(Figure record extracts)
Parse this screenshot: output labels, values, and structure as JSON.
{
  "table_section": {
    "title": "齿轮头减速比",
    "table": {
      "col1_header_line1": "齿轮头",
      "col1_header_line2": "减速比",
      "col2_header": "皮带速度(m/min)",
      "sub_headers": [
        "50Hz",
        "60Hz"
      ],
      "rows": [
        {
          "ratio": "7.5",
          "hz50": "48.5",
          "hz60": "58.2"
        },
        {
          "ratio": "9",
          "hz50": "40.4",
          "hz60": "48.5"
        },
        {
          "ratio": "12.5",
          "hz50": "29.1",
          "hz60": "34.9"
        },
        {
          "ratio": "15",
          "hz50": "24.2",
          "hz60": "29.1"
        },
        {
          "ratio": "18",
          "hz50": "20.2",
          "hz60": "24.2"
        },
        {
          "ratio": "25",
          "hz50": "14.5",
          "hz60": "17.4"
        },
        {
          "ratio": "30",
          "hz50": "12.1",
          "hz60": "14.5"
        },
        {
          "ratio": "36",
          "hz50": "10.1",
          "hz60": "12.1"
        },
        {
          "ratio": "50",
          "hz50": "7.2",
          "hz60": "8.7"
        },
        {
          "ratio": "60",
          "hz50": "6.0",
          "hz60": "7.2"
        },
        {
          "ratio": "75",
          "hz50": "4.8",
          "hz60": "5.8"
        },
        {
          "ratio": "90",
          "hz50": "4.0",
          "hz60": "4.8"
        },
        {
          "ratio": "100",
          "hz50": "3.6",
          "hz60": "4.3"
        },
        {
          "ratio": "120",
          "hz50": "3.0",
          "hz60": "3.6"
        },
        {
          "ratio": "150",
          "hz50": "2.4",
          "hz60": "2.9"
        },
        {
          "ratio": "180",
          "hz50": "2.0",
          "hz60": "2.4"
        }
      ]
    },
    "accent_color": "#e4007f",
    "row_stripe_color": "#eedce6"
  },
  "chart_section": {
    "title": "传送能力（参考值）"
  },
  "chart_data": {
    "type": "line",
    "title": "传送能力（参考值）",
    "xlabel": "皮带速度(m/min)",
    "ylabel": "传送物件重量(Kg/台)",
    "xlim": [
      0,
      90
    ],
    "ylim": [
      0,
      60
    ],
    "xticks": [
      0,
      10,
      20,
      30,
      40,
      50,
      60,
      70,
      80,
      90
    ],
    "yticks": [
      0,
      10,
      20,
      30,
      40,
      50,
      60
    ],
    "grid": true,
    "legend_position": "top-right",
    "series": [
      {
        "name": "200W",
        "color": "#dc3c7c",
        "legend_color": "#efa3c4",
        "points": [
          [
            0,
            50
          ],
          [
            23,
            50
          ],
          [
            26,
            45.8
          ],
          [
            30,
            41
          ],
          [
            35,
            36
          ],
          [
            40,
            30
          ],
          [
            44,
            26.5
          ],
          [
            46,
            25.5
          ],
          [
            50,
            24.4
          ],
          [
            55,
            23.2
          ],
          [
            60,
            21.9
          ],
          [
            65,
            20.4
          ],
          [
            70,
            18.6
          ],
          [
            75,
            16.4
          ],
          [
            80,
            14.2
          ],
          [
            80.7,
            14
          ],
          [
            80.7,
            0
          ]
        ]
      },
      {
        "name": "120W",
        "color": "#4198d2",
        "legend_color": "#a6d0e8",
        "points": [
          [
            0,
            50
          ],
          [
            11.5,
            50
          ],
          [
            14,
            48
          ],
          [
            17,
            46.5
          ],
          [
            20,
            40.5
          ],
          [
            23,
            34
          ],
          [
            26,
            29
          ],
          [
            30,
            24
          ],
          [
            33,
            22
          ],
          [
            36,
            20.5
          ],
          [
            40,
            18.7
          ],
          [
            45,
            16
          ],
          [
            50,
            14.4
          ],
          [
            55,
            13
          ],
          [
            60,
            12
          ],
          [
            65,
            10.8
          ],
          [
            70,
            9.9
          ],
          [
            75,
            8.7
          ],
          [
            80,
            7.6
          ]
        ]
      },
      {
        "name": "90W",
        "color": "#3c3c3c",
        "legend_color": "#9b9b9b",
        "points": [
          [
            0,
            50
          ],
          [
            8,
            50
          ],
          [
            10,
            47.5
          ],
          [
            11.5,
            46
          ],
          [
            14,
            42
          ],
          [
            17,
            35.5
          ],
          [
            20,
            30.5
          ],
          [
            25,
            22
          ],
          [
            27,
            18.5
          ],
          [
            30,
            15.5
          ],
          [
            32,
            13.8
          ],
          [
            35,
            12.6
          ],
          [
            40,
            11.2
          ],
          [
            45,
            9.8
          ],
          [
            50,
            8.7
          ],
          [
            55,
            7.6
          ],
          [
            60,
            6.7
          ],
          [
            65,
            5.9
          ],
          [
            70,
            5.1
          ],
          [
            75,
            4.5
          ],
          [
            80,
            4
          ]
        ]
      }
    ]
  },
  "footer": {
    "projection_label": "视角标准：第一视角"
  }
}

— Task brief —
Every entry above needs to be quoted exactly.

— Result of the task —
Parse this screenshot: output labels, values, and structure as JSON.
{
  "table_section": {
    "title": "齿轮头减速比",
    "table": {
      "col1_header_line1": "齿轮头",
      "col1_header_line2": "减速比",
      "col2_header": "皮带速度(m/min)",
      "sub_headers": [
        "50Hz",
        "60Hz"
      ],
      "rows": [
        {
          "ratio": "7.5",
          "hz50": "48.5",
          "hz60": "58.2"
        },
        {
          "ratio": "9",
          "hz50": "40.4",
          "hz60": "48.5"
        },
        {
          "ratio": "12.5",
          "hz50": "29.1",
          "hz60": "34.9"
        },
        {
          "ratio": "15",
          "hz50": "24.2",
          "hz60": "29.1"
        },
        {
          "ratio": "18",
          "hz50": "20.2",
          "hz60": "24.2"
        },
        {
          "ratio": "25",
          "hz50": "14.5",
          "hz60": "17.4"
        },
        {
          "ratio": "30",
          "hz50": "12.1",
          "hz60": "14.5"
        },
        {
          "ratio": "36",
          "hz50": "10.1",
          "hz60": "12.1"
        },
        {
          "ratio": "50",
          "hz50": "7.2",
          "hz60": "8.7"
        },
        {
          "ratio": "60",
          "hz50": "6.0",
          "hz60": "7.2"
        },
        {
          "ratio": "75",
          "hz50": "4.8",
          "hz60": "5.8"
        },
        {
          "ratio": "90",
          "hz50": "4.0",
          "hz60": "4.8"
        },
        {
          "ratio": "100",
          "hz50": "3.6",
          "hz60": "4.3"
        },
        {
          "ratio": "120",
          "hz50": "3.0",
          "hz60": "3.6"
        },
        {
          "ratio": "150",
          "hz50": "2.4",
          "hz60": "2.9"
        },
        {
          "ratio": "180",
          "hz50": "2.0",
          "hz60": "2.4"
        }
      ]
    },
    "accent_color": "#e4007f",
    "row_stripe_color": "#eedce6"
  },
  "chart_section": {
    "title": "传送能力（参考值）"
  },
  "chart_data": {
    "type": "line",
    "title": "传送能力（参考值）",
    "xlabel": "皮带速度(m/min)",
    "ylabel": "传送物件重量(Kg/台)",
    "xlim": [
      0,
      90
    ],
    "ylim": [
      0,
      60
    ],
    "xticks": [
      0,
      10,
      20,
      30,
      40,
      50,
      60,
      70,
      80,
      90
    ],
    "yticks": [
      0,
      10,
      20,
      30,
      40,
      50,
      60
    ],
    "grid": true,
    "legend_position": "top-right",
    "series": [
      {
        "name": "200W",
        "color": "#dc3c7c",
        "legend_color": "#efa3c4",
        "points": [
          [
            0,
            50
          ],
          [
            23,
            50
          ],
          [
            26,
            45.8
          ],
          [
            30,
            41
          ],
          [
            35,
            36
          ],
          [
            40,
            30
          ],
          [
            44,
            26.5
          ],
          [
            46,
            25.5
          ],
          [
            50,
            24.4
          ],
          [
            55,
            23.2
          ],
          [
            60,
            21.9
          ],
          [
            65,
            20.4
          ],
          [
            70,
            18.6
          ],
          [
            75,
            16.4
          ],
          [
            80,
            14.2
          ],
          [
            80.7,
            14
          ],
          [
            80.7,
            0
          ]
        ]
      },
      {
        "name": "120W",
        "color": "#4198d2",
        "legend_color": "#a6d0e8",
        "points": [
          [
            0,
            50
          ],
          [
            11.5,
            50
          ],
          [
            14,
            48
          ],
          [
            17,
            46.5
          ],
          [
            20,
            40.5
          ],
          [
            23,
            34
          ],
          [
            26,
            29
          ],
          [
            30,
            24
          ],
          [
            33,
            22
          ],
          [
            36,
            20.5
          ],
          [
            40,
            18.7
          ],
          [
            45,
            16
          ],
          [
            50,
            14.4
          ],
          [
            55,
            13
          ],
          [
            60,
            12
          ],
          [
            65,
            10.8
          ],
          [
            70,
            9.9
          ],
          [
            75,
            8.7
          ],
          [
            80,
            7.6
          ]
        ]
      },
      {
        "name": "90W",
        "color": "#3c3c3c",
        "legend_color": "#9b9b9b",
        "points": [
          [
            0,
            50
          ],
          [
            8,
            50
          ],
          [
            10,
            47.5
          ],
          [
            11.5,
            46
          ],
          [
            14,
            42
          ],
          [
            17,
            35.5
          ],
          [
            20,
            30.5
          ],
          [
            25,
            22
          ],
          [
            27,
            18.5
          ],
          [
            30,
            15.5
          ],
          [
            32,
            13.8
          ],
          [
            35,
            12.6
          ],
          [
            40,
            11.2
          ],
          [
            45,
            9.8
          ],
          [
            50,
            8.7
          ],
          [
            55,
            7.6
          ],
          [
            60,
            6.7
          ],
          [
            65,
            5.9
          ],
          [
            70,
            5.1
          ],
          [
            75,
            4.5
          ],
          [
            80,
            4
          ]
        ]
      }
    ]
  },
  "footer": {
    "projection_label": "视角标准：第一视角"
  }
}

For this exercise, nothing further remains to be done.